◆ **GIVEN TASK**
All the entries need to be quoted exactly, apart from the pictures, which you should drop.

[Rows from a dataset]
..............................

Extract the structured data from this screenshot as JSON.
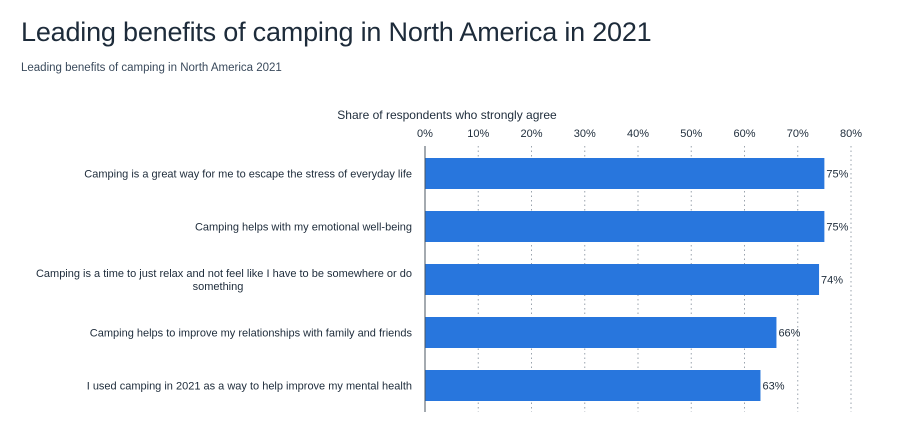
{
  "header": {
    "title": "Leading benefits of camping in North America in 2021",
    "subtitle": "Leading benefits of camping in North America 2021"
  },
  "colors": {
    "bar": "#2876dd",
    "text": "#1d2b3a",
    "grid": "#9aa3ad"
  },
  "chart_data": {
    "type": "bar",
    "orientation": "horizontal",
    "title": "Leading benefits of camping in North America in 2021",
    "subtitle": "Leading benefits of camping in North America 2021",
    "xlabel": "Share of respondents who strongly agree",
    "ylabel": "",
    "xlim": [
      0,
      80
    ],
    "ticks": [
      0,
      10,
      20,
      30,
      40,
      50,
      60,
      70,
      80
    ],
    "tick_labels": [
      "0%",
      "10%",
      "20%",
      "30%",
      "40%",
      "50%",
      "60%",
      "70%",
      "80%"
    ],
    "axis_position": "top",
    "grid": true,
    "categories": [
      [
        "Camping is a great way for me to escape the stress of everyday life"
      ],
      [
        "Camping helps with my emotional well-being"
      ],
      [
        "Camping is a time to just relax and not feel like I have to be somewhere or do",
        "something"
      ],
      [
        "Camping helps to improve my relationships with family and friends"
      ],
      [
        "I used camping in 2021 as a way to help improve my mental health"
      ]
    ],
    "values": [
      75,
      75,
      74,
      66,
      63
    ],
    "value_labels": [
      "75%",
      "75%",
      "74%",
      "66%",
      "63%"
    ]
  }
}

..............................

◆ **TASK SOLUTION**
Extract the structured data from this screenshot as JSON.
{
  "header": {
    "title": "Leading benefits of camping in North America in 2021",
    "subtitle": "Leading benefits of camping in North America 2021"
  },
  "colors": {
    "bar": "#2876dd",
    "text": "#1d2b3a",
    "grid": "#9aa3ad"
  },
  "chart_data": {
    "type": "bar",
    "orientation": "horizontal",
    "title": "Leading benefits of camping in North America in 2021",
    "subtitle": "Leading benefits of camping in North America 2021",
    "xlabel": "Share of respondents who strongly agree",
    "ylabel": "",
    "xlim": [
      0,
      80
    ],
    "ticks": [
      0,
      10,
      20,
      30,
      40,
      50,
      60,
      70,
      80
    ],
    "tick_labels": [
      "0%",
      "10%",
      "20%",
      "30%",
      "40%",
      "50%",
      "60%",
      "70%",
      "80%"
    ],
    "axis_position": "top",
    "grid": true,
    "categories": [
      [
        "Camping is a great way for me to escape the stress of everyday life"
      ],
      [
        "Camping helps with my emotional well-being"
      ],
      [
        "Camping is a time to just relax and not feel like I have to be somewhere or do",
        "something"
      ],
      [
        "Camping helps to improve my relationships with family and friends"
      ],
      [
        "I used camping in 2021 as a way to help improve my mental health"
      ]
    ],
    "values": [
      75,
      75,
      74,
      66,
      63
    ],
    "value_labels": [
      "75%",
      "75%",
      "74%",
      "66%",
      "63%"
    ]
  }
}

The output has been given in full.